(Data entries)
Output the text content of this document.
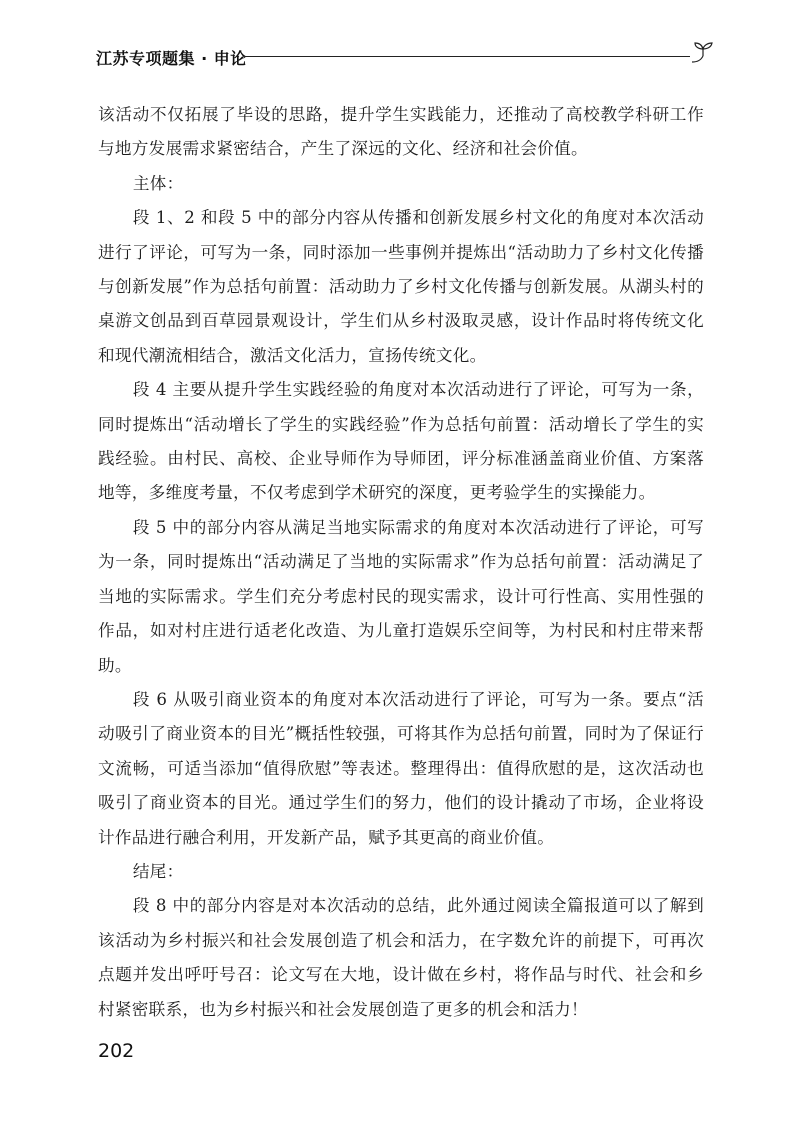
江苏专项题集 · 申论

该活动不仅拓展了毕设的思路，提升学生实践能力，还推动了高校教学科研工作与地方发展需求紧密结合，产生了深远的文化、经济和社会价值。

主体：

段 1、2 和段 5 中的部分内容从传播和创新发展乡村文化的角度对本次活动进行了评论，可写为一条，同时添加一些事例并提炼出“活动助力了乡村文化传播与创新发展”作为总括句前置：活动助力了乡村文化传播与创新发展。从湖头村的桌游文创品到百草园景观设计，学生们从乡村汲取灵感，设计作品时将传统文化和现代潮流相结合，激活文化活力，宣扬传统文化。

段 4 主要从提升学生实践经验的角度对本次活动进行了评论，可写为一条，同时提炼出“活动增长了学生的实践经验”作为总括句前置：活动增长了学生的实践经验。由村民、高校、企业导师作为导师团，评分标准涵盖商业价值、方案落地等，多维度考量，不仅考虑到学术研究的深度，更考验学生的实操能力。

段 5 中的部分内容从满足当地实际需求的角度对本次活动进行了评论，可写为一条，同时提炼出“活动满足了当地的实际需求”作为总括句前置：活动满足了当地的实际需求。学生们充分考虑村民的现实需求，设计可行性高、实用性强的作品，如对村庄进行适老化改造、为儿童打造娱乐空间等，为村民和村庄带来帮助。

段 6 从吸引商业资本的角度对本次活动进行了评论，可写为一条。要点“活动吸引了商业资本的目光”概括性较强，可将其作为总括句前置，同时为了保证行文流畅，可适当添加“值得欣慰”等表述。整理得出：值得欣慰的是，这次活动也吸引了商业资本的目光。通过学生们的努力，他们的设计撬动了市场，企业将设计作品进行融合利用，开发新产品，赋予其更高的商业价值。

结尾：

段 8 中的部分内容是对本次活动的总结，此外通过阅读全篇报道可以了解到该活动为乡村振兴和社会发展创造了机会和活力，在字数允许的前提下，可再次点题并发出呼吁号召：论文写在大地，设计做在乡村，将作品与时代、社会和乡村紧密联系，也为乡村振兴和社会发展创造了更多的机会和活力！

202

### Directions for this task:
Leave out the pictures and print each record exactly as it stands.

### Correct answer:
Output the text content of this document.
江苏专项题集 · 申论

该活动不仅拓展了毕设的思路，提升学生实践能力，还推动了高校教学科研工作与地方发展需求紧密结合，产生了深远的文化、经济和社会价值。

主体：

段 1、2 和段 5 中的部分内容从传播和创新发展乡村文化的角度对本次活动进行了评论，可写为一条，同时添加一些事例并提炼出“活动助力了乡村文化传播与创新发展”作为总括句前置：活动助力了乡村文化传播与创新发展。从湖头村的桌游文创品到百草园景观设计，学生们从乡村汲取灵感，设计作品时将传统文化和现代潮流相结合，激活文化活力，宣扬传统文化。

段 4 主要从提升学生实践经验的角度对本次活动进行了评论，可写为一条，同时提炼出“活动增长了学生的实践经验”作为总括句前置：活动增长了学生的实践经验。由村民、高校、企业导师作为导师团，评分标准涵盖商业价值、方案落地等，多维度考量，不仅考虑到学术研究的深度，更考验学生的实操能力。

段 5 中的部分内容从满足当地实际需求的角度对本次活动进行了评论，可写为一条，同时提炼出“活动满足了当地的实际需求”作为总括句前置：活动满足了当地的实际需求。学生们充分考虑村民的现实需求，设计可行性高、实用性强的作品，如对村庄进行适老化改造、为儿童打造娱乐空间等，为村民和村庄带来帮助。

段 6 从吸引商业资本的角度对本次活动进行了评论，可写为一条。要点“活动吸引了商业资本的目光”概括性较强，可将其作为总括句前置，同时为了保证行文流畅，可适当添加“值得欣慰”等表述。整理得出：值得欣慰的是，这次活动也吸引了商业资本的目光。通过学生们的努力，他们的设计撬动了市场，企业将设计作品进行融合利用，开发新产品，赋予其更高的商业价值。

结尾：

段 8 中的部分内容是对本次活动的总结，此外通过阅读全篇报道可以了解到该活动为乡村振兴和社会发展创造了机会和活力，在字数允许的前提下，可再次点题并发出呼吁号召：论文写在大地，设计做在乡村，将作品与时代、社会和乡村紧密联系，也为乡村振兴和社会发展创造了更多的机会和活力！

202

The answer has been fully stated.